**Task instructions:**
Pick out every line that holds the string "dash" and copy it.

**Dataset records:**
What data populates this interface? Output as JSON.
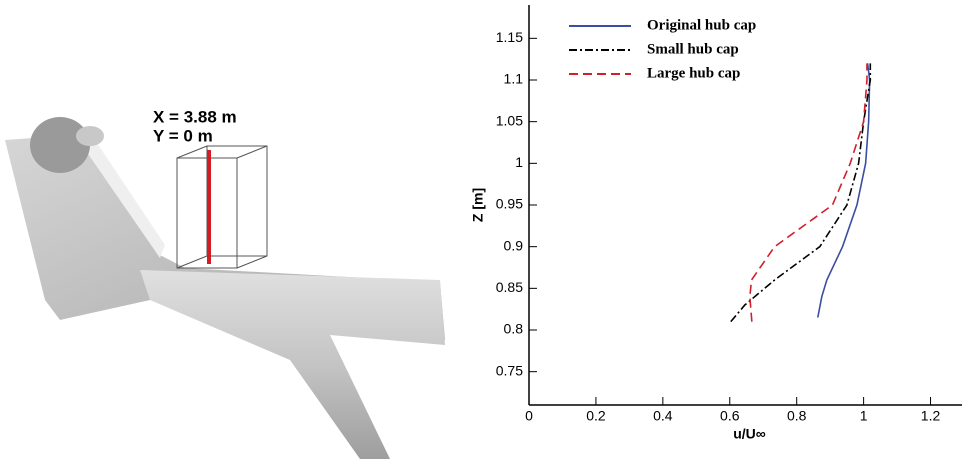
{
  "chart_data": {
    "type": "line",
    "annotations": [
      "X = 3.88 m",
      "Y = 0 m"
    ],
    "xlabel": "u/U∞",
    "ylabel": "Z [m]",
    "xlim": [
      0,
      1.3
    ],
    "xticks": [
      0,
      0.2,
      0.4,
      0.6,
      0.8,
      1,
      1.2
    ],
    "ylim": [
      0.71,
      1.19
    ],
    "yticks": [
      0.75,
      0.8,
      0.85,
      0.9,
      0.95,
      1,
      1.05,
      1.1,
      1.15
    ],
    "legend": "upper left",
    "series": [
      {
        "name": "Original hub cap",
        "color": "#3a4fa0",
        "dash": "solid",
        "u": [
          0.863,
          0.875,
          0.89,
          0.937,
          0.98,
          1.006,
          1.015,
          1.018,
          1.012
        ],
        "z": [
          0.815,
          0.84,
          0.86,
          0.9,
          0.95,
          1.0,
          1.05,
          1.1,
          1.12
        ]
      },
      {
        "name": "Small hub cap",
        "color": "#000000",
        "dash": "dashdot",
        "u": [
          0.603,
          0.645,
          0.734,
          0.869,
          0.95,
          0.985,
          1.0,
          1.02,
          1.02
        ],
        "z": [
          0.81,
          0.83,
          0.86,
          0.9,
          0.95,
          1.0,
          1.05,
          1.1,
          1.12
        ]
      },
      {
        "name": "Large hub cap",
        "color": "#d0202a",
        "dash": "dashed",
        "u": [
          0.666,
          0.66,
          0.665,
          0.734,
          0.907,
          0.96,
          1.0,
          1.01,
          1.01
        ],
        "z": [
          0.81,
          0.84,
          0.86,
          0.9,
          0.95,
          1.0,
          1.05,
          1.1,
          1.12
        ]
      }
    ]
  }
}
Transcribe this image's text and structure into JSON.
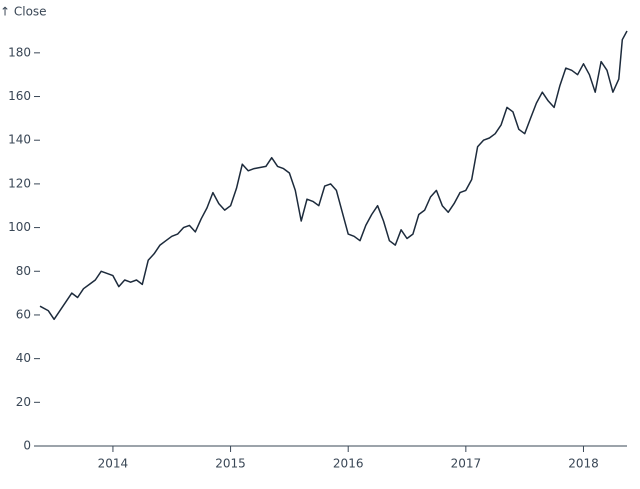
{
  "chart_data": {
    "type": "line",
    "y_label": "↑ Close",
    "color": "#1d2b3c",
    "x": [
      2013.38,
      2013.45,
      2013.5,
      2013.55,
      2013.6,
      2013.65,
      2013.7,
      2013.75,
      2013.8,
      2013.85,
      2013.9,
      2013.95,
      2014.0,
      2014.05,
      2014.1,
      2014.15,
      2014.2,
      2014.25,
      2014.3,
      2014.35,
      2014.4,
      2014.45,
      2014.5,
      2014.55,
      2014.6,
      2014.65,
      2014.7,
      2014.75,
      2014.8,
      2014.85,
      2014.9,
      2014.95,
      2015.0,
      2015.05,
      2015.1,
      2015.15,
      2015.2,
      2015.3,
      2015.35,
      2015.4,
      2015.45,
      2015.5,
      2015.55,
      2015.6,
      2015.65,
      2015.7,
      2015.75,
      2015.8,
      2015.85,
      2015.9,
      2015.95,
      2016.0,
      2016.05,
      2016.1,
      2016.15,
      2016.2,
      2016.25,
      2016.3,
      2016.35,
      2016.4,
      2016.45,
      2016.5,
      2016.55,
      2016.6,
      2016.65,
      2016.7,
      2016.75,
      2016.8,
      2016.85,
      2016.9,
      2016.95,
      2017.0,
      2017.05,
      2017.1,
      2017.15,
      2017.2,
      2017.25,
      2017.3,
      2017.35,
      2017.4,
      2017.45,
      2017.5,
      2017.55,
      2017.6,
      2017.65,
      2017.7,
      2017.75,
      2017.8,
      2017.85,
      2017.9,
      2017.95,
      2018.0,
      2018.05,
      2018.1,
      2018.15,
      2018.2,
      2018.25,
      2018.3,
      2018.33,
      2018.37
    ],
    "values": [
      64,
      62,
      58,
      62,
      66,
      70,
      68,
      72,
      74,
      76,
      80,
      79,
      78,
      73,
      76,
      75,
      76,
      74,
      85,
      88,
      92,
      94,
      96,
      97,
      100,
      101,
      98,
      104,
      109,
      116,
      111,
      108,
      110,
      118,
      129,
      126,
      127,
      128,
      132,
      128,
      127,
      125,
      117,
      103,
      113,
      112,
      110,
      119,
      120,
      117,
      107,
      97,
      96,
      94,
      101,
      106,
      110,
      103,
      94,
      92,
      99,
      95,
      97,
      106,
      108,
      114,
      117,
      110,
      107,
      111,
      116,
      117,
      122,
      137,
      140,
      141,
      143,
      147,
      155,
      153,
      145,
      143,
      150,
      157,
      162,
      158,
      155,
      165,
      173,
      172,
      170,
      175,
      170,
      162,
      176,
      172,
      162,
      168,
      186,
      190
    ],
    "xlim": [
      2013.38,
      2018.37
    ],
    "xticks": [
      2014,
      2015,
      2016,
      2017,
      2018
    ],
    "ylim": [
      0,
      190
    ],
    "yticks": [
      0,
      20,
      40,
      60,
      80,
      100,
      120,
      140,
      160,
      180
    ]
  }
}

* * *

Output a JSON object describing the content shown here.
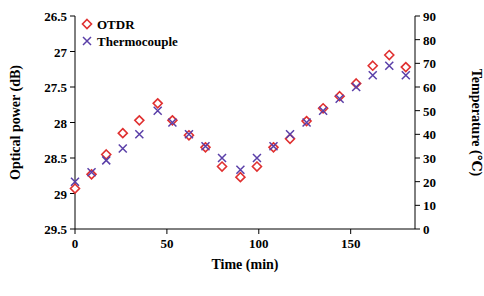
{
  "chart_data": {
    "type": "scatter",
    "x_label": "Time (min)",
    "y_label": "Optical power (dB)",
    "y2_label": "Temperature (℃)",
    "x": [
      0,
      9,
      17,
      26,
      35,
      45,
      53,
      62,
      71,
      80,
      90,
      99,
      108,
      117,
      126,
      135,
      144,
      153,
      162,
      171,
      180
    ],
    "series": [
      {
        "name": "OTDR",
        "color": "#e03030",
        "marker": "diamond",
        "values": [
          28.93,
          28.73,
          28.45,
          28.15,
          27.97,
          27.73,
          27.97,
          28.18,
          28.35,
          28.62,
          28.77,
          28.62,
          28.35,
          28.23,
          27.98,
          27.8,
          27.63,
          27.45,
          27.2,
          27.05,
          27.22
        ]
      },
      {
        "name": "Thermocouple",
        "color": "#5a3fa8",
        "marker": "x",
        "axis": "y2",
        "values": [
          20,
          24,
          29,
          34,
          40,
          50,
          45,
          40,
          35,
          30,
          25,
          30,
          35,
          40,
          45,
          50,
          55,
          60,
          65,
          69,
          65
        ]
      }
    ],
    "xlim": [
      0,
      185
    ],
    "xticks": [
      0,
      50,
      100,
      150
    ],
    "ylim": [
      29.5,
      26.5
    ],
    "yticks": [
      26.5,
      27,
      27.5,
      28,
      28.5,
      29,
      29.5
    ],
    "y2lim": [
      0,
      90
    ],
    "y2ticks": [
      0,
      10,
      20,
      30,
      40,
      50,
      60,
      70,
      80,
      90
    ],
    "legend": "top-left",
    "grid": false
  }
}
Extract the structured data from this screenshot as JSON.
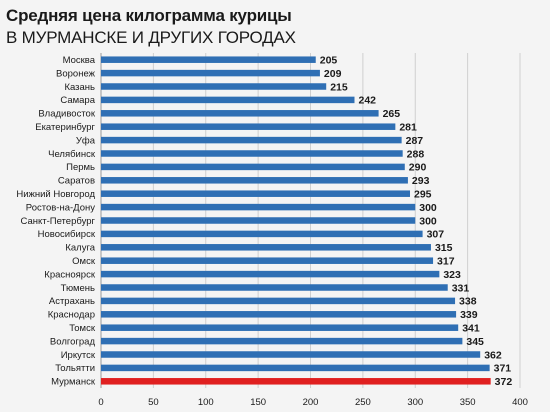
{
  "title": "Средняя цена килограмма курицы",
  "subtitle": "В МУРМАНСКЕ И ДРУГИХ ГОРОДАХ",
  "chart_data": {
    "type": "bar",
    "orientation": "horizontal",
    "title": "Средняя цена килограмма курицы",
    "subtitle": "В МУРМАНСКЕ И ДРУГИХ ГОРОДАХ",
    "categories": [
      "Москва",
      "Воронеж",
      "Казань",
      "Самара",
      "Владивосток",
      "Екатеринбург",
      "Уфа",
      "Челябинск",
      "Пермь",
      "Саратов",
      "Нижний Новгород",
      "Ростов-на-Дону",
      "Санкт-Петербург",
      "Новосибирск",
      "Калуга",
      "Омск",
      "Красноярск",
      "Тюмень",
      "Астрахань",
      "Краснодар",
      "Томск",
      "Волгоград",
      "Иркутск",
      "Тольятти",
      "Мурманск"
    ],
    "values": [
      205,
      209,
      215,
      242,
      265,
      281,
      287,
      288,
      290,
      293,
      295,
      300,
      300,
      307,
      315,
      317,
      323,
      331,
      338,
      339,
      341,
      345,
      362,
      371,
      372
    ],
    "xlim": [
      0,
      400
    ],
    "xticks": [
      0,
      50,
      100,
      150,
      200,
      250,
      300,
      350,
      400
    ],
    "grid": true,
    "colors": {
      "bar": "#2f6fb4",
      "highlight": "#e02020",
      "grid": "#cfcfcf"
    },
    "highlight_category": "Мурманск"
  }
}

**Exercise result:**
        "dash": "solid",
        "dash": "dashdot",
        "dash": "dashed",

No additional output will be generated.